• **Exercise details**
Identify each line containing the word "rest" and copy it.

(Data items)
..............................

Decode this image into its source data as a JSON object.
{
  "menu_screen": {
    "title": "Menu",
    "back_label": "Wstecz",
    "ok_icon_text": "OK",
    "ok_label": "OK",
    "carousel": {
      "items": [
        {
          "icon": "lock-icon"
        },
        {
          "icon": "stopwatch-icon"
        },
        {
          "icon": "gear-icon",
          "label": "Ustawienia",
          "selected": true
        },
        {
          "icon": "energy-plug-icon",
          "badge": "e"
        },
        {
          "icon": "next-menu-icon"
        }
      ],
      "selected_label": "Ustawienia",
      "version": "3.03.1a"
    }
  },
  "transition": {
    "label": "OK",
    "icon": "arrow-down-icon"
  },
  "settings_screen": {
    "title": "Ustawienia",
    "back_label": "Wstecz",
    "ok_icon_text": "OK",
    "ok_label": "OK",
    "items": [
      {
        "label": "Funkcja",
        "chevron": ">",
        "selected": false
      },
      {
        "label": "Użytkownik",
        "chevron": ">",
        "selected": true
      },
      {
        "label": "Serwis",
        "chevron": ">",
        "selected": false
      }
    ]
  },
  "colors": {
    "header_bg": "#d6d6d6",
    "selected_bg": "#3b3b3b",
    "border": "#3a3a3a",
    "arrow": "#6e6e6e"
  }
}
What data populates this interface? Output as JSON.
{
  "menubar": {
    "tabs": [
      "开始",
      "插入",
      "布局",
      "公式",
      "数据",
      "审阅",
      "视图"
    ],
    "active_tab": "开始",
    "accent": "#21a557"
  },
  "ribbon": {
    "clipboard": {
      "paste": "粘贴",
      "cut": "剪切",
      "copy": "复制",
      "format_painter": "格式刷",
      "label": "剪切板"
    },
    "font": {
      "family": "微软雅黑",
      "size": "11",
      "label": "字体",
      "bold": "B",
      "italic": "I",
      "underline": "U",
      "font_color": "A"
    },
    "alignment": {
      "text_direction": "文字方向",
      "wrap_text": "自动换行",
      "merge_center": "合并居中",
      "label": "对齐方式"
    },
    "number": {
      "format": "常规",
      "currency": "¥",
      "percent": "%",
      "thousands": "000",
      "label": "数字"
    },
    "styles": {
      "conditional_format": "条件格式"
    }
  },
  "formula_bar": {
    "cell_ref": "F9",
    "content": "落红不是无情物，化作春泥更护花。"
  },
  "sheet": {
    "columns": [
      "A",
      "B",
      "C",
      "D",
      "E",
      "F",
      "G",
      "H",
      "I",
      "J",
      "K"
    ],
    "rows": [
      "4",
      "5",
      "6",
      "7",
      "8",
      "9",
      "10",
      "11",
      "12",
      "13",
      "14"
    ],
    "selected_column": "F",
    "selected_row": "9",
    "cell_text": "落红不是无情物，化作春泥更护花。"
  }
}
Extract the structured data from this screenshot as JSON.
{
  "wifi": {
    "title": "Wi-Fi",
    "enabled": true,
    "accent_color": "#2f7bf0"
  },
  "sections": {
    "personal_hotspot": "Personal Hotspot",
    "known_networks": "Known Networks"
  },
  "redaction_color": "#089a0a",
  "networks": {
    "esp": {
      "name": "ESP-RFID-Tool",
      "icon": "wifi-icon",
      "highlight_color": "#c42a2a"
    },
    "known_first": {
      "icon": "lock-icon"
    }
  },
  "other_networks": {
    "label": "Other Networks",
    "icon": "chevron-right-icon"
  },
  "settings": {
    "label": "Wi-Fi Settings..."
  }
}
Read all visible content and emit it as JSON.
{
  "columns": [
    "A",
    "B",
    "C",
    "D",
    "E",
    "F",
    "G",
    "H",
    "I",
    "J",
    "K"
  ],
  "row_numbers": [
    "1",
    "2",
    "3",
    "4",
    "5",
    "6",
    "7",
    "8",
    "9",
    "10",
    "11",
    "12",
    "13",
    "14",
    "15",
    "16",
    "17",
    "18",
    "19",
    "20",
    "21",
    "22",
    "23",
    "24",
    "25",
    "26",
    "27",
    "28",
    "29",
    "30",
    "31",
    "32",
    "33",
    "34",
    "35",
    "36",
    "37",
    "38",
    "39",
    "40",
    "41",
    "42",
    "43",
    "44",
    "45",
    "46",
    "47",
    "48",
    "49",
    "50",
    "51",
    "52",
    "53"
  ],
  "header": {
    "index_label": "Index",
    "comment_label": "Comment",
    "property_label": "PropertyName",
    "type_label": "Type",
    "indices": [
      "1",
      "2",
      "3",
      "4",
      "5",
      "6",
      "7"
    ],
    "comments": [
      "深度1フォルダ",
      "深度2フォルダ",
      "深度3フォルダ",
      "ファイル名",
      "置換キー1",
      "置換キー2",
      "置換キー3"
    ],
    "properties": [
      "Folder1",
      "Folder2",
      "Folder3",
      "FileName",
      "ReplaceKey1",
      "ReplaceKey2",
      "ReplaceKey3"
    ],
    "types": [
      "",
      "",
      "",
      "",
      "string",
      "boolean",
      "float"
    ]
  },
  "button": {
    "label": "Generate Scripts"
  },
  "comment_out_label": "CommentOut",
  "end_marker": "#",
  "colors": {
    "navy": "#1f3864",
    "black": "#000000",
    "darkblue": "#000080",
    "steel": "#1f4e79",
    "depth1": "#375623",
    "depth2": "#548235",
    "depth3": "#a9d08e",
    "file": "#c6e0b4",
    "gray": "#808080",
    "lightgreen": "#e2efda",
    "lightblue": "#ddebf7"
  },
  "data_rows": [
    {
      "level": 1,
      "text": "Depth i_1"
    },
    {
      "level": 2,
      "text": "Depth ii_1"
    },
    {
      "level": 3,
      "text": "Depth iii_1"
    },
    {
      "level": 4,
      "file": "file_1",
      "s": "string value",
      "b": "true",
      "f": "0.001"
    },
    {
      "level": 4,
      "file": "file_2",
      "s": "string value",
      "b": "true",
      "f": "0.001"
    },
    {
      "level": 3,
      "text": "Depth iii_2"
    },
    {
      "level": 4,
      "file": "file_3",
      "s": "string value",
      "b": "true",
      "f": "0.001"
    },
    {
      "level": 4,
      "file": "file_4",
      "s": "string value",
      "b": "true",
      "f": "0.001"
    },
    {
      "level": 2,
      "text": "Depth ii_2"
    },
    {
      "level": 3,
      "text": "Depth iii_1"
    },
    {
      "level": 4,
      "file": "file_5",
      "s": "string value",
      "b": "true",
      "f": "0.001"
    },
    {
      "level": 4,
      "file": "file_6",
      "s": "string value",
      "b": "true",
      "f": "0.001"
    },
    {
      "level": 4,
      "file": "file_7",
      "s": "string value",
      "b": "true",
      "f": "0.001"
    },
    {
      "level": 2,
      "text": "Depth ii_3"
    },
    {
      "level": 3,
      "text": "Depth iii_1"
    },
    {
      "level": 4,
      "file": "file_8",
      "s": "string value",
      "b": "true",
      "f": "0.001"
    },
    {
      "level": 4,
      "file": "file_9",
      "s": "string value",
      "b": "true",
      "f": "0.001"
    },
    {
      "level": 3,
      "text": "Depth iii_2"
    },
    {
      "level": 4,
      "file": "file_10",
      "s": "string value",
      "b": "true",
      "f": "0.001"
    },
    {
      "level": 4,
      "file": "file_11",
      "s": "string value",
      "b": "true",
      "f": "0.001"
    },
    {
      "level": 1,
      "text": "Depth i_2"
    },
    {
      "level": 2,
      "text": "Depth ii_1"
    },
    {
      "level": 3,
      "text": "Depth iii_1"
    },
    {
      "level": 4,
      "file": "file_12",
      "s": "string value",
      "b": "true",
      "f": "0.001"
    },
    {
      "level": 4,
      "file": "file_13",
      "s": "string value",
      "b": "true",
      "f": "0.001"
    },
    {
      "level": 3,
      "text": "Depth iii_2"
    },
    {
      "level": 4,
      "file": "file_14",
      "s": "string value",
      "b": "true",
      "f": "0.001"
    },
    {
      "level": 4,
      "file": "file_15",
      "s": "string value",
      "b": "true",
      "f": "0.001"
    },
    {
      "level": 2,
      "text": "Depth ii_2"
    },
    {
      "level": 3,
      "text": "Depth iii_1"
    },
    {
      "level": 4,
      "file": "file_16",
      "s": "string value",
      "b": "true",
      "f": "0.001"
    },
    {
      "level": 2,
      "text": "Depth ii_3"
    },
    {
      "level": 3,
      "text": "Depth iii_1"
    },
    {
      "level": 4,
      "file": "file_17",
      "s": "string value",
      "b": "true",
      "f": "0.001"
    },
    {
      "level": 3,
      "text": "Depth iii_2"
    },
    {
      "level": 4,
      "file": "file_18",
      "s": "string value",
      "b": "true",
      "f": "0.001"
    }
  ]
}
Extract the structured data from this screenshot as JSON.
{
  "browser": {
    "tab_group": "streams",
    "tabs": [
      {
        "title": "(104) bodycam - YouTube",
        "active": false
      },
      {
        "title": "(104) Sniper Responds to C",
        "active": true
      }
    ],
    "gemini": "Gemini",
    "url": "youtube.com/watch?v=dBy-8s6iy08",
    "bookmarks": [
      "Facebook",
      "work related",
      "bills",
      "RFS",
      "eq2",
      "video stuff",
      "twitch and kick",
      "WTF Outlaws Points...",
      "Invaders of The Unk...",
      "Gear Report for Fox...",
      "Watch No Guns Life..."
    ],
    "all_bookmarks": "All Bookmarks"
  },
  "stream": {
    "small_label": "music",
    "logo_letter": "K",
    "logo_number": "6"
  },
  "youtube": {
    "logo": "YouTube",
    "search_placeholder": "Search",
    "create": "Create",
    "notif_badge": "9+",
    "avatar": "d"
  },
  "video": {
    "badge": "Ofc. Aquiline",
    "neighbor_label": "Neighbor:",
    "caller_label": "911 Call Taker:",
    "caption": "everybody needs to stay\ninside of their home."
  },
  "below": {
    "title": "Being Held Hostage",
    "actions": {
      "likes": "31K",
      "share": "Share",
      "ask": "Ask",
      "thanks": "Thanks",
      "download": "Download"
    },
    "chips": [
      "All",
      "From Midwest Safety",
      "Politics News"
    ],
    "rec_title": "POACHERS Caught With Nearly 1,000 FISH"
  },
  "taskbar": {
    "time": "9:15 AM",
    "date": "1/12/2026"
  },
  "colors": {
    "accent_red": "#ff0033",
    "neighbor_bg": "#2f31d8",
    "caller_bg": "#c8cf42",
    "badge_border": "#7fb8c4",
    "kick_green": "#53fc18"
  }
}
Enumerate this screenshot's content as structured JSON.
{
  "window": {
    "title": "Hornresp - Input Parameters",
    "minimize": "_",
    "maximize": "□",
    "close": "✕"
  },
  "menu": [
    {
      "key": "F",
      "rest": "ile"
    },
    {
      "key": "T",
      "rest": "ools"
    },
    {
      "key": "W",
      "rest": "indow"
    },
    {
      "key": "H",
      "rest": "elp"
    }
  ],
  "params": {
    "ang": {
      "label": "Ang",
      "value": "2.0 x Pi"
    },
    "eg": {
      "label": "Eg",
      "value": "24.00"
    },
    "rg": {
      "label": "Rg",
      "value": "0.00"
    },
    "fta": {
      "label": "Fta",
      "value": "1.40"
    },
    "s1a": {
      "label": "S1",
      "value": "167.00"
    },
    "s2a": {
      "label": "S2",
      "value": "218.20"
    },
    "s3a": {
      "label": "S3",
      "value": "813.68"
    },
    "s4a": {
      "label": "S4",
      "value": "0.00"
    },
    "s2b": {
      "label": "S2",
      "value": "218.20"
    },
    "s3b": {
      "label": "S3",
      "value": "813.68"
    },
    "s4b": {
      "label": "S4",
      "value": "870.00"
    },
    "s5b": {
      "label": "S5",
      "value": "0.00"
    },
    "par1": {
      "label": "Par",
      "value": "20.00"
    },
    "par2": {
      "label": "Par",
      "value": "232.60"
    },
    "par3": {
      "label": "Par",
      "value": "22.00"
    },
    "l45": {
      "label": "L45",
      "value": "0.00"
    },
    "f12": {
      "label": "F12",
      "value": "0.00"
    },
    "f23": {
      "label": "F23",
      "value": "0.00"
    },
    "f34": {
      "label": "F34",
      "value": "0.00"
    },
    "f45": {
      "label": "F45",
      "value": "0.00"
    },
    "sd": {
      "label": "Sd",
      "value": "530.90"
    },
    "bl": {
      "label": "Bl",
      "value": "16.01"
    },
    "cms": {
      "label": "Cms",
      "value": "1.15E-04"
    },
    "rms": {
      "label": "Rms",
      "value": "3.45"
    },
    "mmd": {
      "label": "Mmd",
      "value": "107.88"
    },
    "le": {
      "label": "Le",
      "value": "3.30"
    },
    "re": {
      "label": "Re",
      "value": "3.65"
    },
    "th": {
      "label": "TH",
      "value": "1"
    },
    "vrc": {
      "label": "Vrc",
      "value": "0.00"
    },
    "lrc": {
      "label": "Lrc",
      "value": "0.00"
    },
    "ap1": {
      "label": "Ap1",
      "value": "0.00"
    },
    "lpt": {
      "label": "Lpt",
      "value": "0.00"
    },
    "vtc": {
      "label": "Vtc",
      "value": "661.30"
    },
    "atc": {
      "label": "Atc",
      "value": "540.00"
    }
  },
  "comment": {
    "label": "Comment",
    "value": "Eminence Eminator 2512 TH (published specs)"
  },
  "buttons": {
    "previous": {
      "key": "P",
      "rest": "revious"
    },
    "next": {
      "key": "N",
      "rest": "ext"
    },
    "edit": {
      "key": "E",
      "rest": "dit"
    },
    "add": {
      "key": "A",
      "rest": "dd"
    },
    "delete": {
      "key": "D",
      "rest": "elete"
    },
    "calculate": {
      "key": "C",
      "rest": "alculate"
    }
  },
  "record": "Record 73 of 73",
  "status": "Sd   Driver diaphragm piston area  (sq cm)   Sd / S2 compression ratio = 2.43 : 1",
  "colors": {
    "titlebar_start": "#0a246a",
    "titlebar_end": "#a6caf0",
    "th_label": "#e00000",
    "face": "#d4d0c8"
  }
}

..............................

• **Solution to this exercise**
      "rest": "ile"
      "rest": "ools"
      "rest": "indow"
      "rest": "elp"
      "rest": "revious"
      "rest": "ext"
      "rest": "dit"
      "rest": "dd"
      "rest": "elete"
      "rest": "alculate"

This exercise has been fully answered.